**Description of the task:** For the entries that follow, tally the lines holding the string "avatar". Give the total and nothing else.

-------------------------

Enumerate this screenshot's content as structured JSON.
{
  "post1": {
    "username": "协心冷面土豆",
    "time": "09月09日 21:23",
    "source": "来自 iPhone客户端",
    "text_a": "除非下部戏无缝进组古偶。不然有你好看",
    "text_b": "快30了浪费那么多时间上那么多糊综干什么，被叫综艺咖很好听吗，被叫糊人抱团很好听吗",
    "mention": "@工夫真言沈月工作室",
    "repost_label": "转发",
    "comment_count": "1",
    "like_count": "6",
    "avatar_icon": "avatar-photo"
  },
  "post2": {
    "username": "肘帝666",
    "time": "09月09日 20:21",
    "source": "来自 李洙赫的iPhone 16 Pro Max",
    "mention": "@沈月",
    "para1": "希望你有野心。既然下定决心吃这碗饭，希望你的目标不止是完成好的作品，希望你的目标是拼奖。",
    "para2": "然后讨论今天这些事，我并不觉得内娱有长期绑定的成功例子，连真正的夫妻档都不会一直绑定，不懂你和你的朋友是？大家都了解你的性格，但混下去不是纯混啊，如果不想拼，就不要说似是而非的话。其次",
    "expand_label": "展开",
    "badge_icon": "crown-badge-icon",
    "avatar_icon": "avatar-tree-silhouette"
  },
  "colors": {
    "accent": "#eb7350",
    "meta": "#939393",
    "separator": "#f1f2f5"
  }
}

-------------------------

**Finished task:** 2